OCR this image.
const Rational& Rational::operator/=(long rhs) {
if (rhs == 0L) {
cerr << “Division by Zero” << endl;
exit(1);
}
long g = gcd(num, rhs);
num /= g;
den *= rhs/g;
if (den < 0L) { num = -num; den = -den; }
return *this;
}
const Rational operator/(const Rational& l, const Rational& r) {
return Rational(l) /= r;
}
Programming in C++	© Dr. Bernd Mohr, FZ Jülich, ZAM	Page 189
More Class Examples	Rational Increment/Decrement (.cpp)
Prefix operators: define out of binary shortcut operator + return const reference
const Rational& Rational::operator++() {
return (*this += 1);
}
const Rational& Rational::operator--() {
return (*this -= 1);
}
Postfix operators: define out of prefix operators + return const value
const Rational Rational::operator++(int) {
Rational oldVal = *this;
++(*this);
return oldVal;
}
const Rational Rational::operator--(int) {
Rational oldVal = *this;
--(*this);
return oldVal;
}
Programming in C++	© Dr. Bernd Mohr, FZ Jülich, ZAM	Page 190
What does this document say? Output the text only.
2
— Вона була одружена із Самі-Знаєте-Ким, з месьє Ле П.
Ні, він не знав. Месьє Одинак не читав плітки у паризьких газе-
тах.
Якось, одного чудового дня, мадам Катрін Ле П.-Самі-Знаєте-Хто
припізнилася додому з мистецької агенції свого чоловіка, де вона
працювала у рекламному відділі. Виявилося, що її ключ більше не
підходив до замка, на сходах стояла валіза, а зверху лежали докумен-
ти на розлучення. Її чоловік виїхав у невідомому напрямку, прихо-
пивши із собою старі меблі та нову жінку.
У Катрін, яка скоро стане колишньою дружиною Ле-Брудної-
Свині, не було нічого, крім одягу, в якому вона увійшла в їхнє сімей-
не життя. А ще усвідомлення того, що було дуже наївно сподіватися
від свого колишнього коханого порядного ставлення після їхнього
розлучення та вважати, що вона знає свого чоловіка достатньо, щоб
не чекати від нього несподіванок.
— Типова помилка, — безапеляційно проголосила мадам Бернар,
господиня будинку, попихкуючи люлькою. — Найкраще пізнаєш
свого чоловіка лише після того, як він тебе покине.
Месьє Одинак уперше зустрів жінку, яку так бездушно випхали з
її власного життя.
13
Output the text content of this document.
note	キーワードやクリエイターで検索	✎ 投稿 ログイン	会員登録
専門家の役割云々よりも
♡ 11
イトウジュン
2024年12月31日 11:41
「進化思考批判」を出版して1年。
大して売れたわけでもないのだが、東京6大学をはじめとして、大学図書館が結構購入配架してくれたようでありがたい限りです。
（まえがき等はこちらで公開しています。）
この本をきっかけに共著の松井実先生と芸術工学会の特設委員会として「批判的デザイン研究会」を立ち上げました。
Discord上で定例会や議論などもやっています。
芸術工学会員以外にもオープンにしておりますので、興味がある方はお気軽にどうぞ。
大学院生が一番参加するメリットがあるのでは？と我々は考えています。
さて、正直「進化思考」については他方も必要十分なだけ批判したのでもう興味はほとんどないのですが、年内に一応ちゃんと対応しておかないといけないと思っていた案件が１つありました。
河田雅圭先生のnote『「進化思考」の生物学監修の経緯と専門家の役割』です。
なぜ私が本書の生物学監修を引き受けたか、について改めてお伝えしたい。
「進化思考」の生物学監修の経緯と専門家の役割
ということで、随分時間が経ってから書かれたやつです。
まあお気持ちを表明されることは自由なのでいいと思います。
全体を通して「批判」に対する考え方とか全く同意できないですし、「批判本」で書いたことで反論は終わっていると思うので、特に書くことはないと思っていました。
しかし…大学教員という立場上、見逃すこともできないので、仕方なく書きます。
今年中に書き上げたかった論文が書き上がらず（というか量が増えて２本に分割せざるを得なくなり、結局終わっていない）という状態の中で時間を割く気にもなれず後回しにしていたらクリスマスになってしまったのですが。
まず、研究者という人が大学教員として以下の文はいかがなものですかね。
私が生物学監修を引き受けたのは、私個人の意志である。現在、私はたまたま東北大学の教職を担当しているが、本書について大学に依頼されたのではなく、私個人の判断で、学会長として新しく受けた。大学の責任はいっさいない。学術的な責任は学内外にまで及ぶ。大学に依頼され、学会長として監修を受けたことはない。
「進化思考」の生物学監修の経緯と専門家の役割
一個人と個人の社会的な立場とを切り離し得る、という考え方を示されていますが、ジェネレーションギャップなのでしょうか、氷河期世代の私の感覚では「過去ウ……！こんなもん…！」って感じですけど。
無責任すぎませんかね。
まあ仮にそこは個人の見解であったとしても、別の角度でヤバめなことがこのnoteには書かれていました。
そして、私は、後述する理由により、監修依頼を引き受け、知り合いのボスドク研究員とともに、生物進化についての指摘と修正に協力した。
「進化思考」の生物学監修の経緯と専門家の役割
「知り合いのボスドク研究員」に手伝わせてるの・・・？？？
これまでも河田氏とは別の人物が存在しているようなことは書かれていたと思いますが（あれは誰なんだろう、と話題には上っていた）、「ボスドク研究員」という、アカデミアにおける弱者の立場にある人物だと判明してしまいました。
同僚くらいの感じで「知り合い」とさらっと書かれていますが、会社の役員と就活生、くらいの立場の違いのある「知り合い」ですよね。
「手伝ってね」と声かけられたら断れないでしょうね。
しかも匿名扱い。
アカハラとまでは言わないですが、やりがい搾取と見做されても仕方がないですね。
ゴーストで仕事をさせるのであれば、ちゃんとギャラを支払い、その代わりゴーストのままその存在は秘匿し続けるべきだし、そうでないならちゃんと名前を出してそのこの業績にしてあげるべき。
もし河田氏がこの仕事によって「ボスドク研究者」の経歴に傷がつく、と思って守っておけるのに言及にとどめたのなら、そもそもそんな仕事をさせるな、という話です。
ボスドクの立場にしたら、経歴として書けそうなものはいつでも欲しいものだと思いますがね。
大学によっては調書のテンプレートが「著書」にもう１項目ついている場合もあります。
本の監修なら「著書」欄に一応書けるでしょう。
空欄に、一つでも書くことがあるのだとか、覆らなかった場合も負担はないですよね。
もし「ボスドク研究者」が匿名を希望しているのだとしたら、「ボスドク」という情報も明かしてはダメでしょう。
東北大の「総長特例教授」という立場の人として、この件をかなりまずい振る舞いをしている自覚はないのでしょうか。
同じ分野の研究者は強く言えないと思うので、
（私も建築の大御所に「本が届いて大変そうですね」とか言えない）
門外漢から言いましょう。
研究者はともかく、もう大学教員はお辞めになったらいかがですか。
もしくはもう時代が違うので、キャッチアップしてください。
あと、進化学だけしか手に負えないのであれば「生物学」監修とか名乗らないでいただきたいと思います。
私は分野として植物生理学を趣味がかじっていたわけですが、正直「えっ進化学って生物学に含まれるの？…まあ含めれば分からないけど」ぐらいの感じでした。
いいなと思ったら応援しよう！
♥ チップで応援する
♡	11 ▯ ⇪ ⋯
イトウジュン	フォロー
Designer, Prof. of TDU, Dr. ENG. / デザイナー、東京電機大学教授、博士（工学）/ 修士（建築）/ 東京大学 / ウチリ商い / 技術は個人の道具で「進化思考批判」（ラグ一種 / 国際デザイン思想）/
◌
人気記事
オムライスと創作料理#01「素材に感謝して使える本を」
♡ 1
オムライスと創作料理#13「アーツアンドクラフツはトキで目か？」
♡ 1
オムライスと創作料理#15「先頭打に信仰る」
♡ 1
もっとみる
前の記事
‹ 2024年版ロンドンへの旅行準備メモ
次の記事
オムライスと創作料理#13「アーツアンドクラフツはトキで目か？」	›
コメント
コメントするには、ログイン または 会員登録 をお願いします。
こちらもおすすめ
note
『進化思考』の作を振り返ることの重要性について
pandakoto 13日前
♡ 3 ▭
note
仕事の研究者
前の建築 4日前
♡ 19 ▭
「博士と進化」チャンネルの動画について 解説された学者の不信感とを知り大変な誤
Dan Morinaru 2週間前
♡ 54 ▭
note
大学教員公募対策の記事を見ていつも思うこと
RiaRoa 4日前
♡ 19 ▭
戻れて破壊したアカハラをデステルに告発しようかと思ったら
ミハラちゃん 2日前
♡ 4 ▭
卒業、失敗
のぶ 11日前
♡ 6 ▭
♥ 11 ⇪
********
• **Short task**
Scan the material above. Copy each line where "ログイン" occurs.

• **Task solution**
note	キーワードやクリエイターで検索	✎ 投稿 ログイン	会員登録
コメントするには、ログイン または 会員登録 をお願いします。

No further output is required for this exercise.